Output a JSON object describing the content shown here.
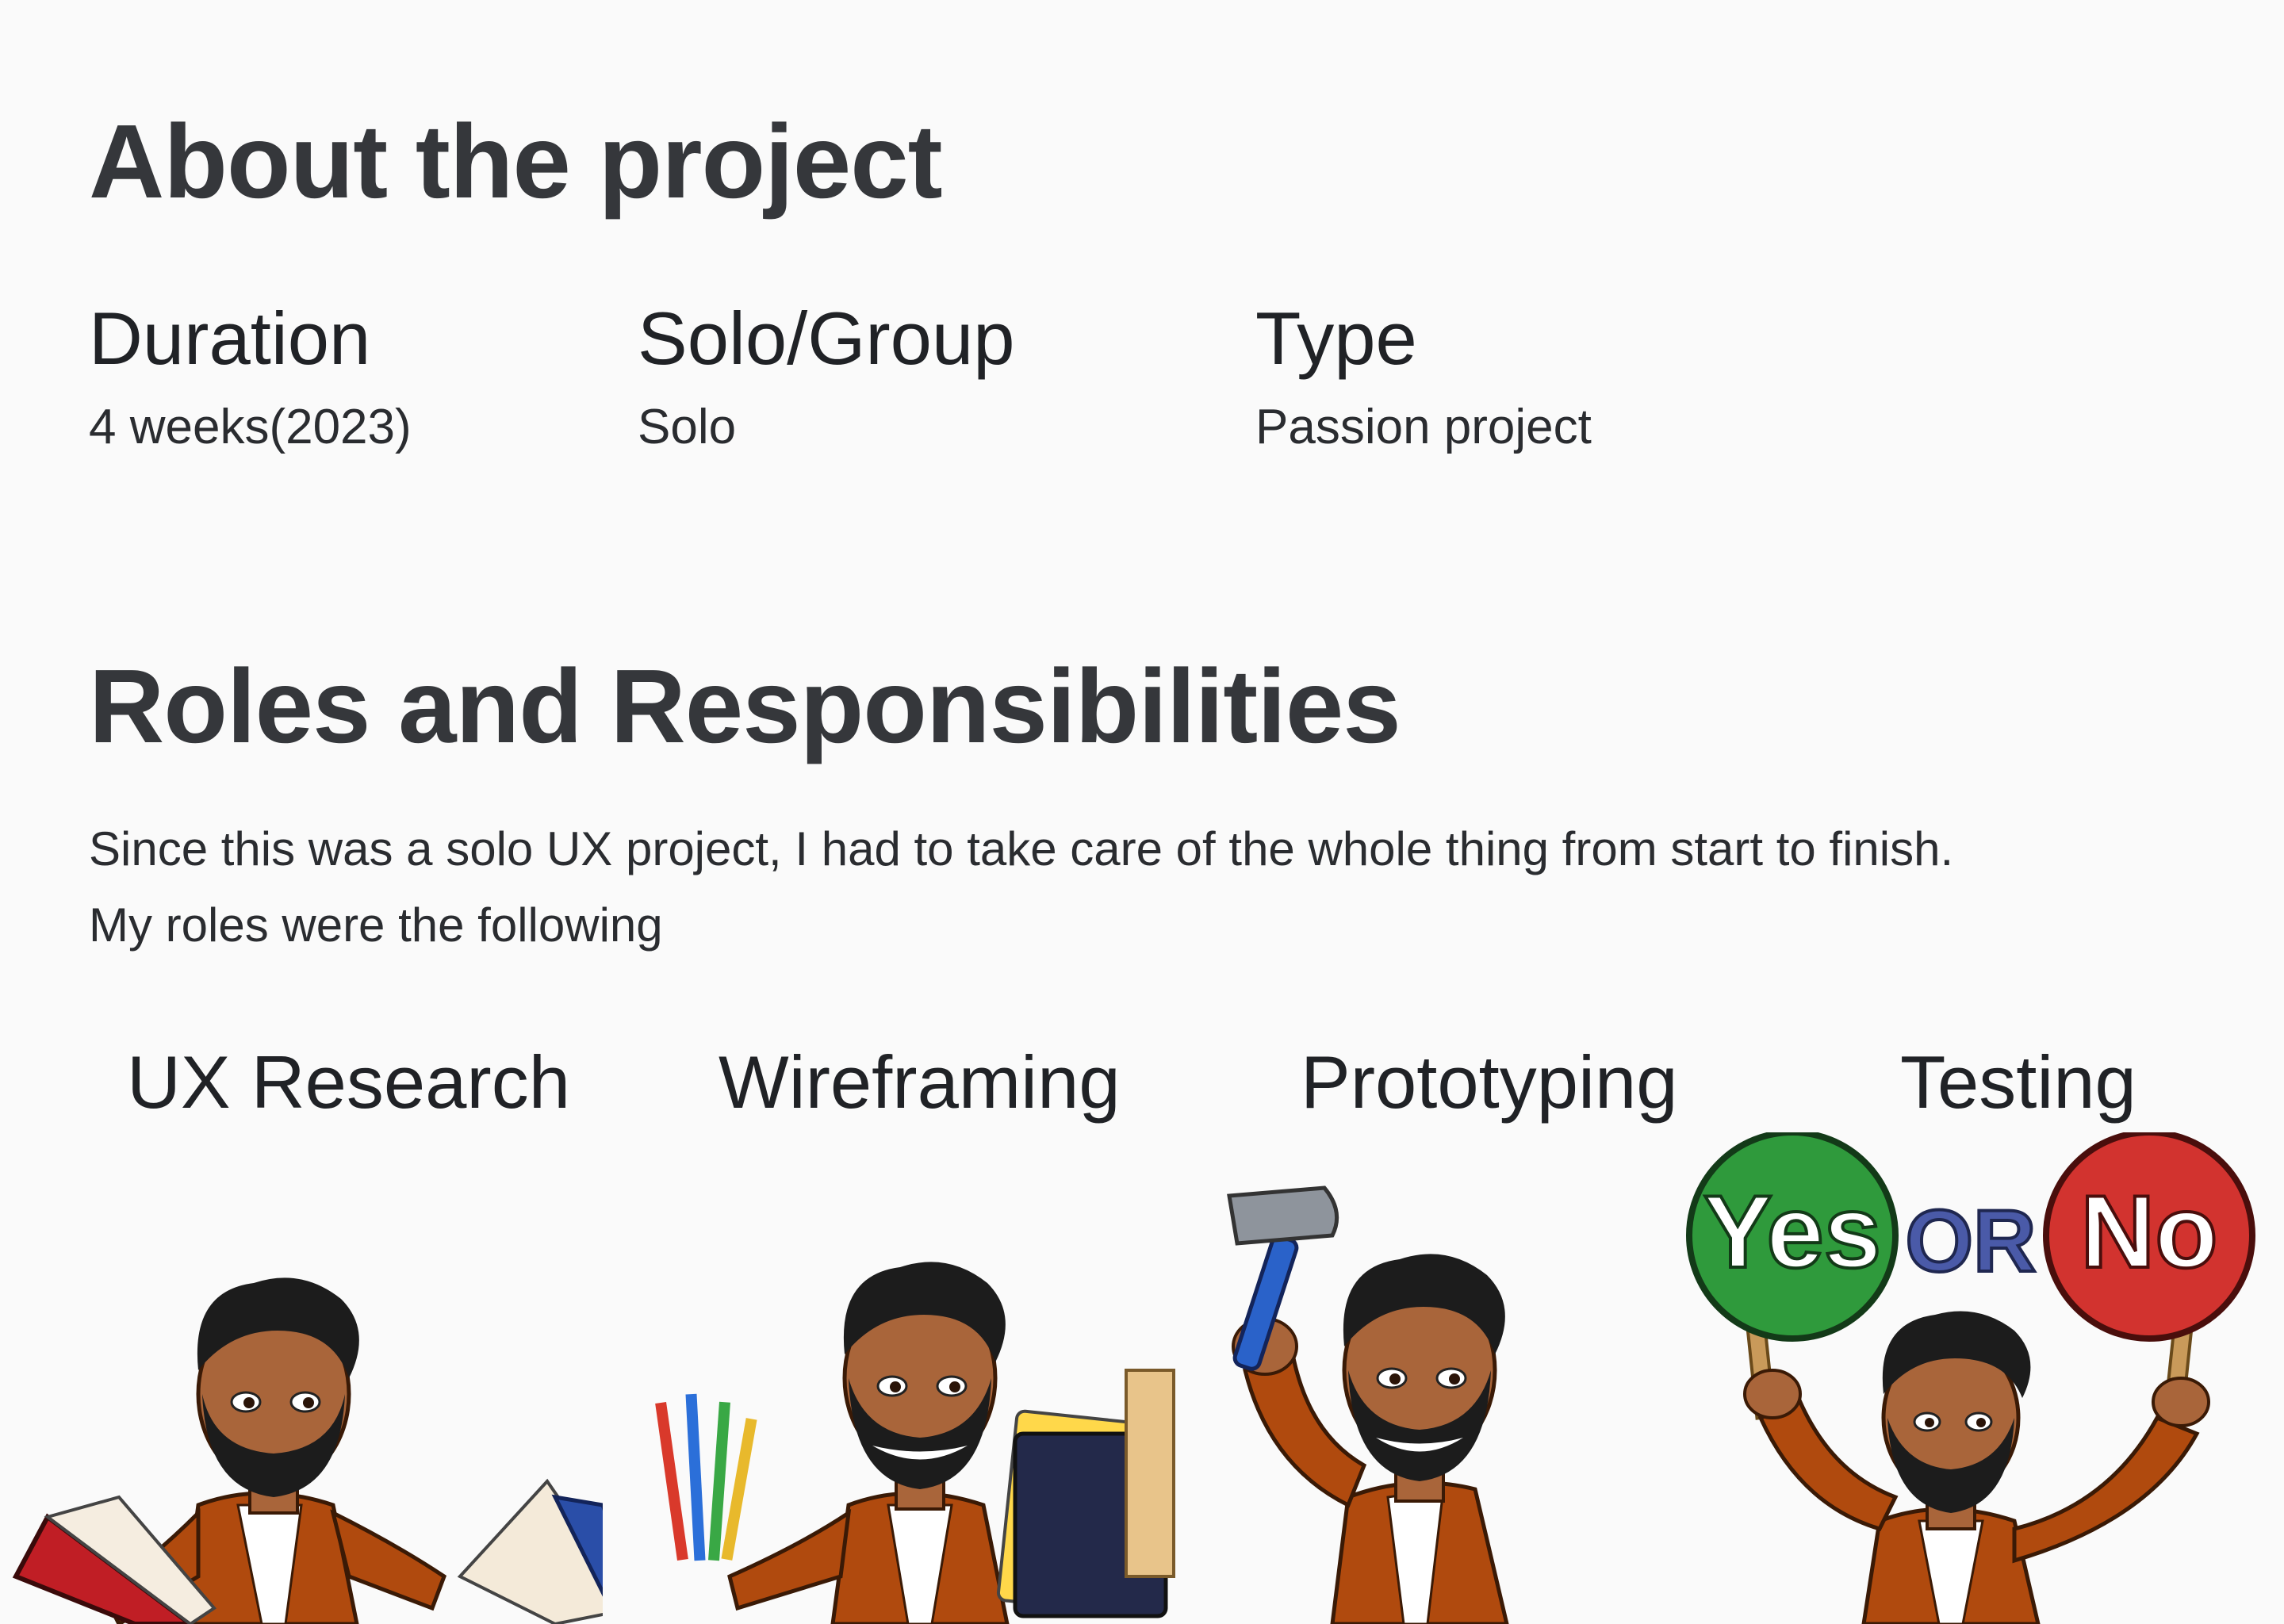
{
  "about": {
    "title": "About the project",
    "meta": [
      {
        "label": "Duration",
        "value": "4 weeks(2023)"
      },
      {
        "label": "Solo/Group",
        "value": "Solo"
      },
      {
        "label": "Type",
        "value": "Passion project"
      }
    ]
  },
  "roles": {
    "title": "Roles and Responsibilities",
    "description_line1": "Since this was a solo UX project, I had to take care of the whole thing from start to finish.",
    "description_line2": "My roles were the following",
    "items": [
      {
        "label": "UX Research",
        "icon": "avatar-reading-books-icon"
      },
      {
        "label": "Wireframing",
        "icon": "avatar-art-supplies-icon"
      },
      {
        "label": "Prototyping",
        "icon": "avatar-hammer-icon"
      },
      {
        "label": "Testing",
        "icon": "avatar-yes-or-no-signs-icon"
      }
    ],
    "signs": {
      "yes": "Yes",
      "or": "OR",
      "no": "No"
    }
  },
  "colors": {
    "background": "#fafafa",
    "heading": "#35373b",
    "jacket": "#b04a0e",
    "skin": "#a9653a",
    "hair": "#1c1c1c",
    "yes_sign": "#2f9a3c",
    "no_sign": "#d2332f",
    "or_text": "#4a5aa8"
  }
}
==
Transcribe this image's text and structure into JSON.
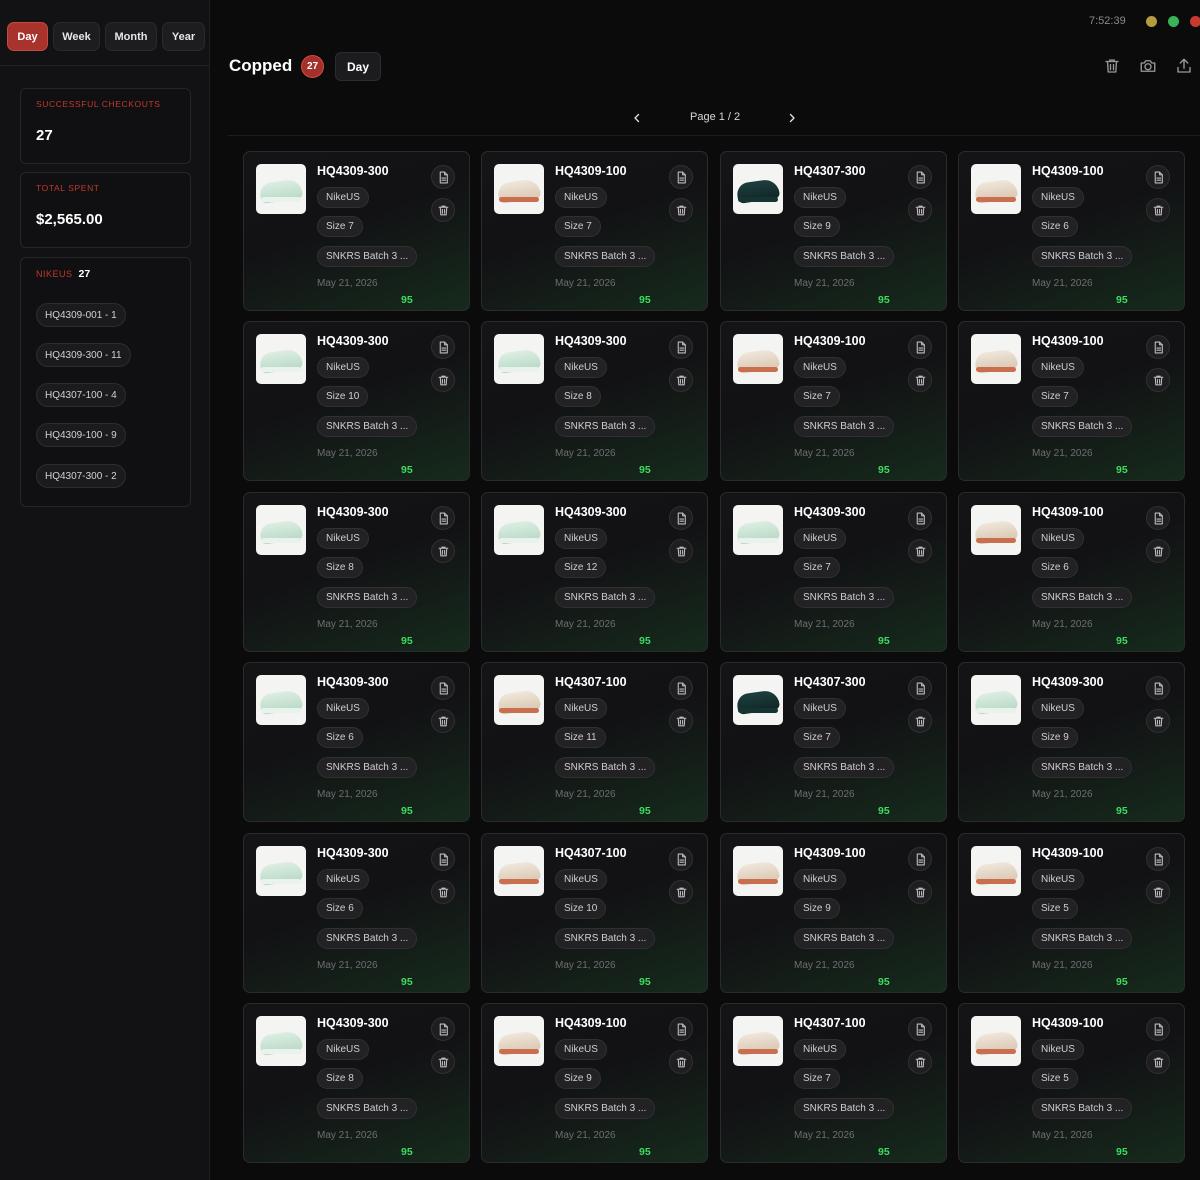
--
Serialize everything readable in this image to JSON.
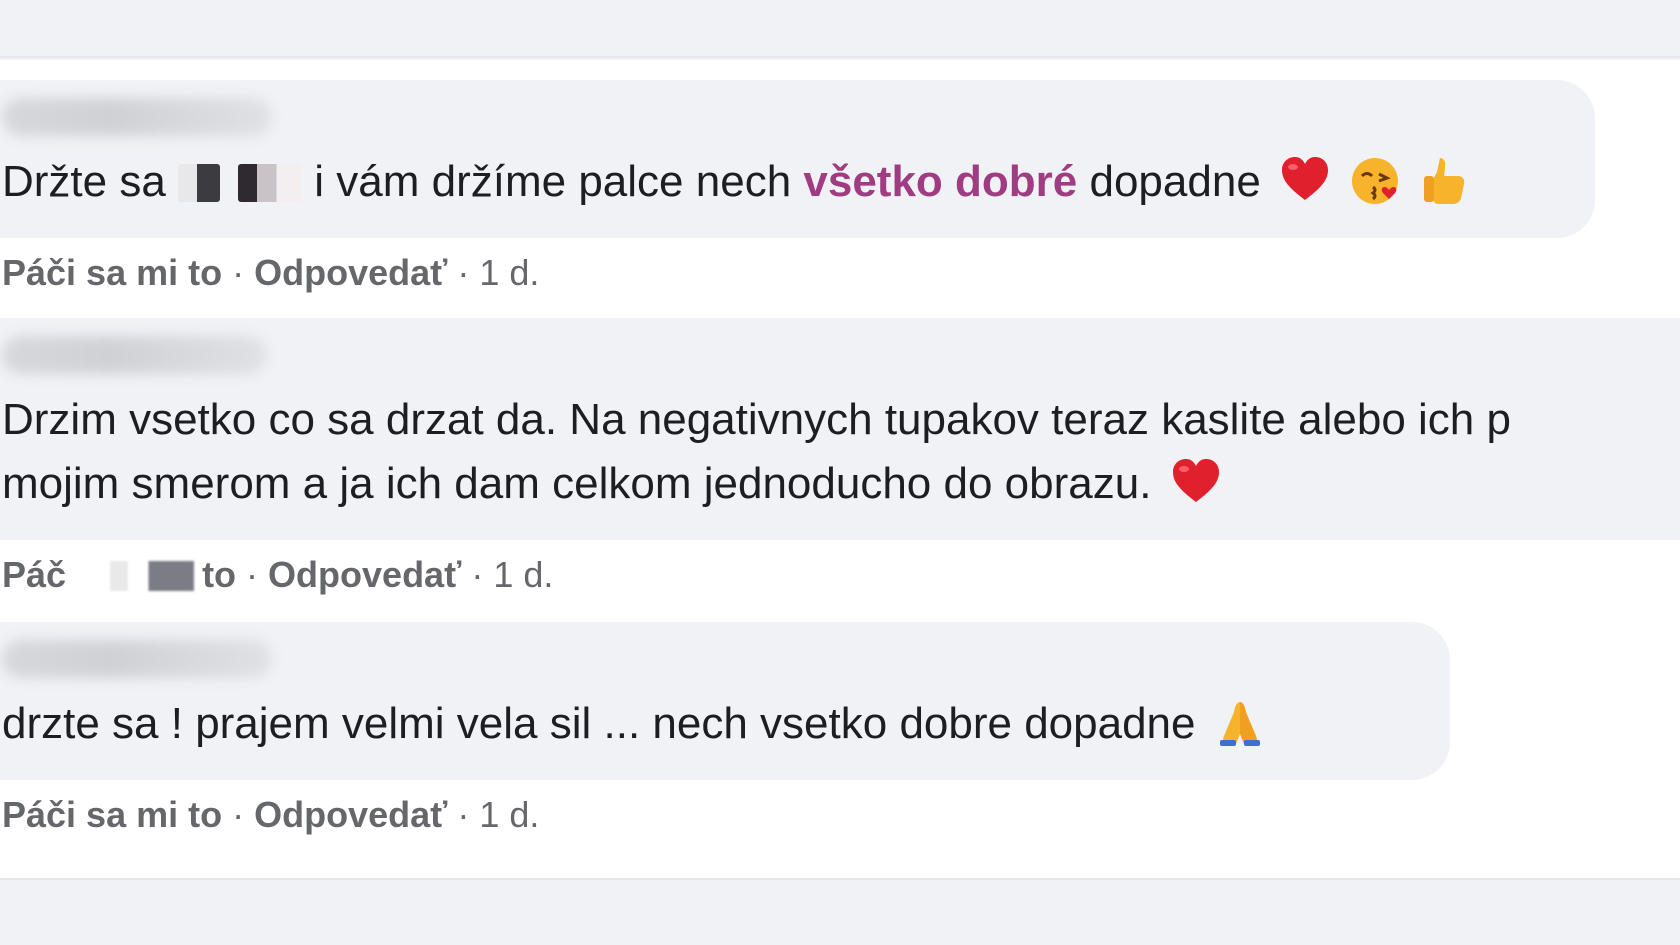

(Required task) Read the entries and select each line where the word "image" is found.

(The output)
Transcribe this image's text and structure into JSON.
Serialize everything readable in this image to JSON.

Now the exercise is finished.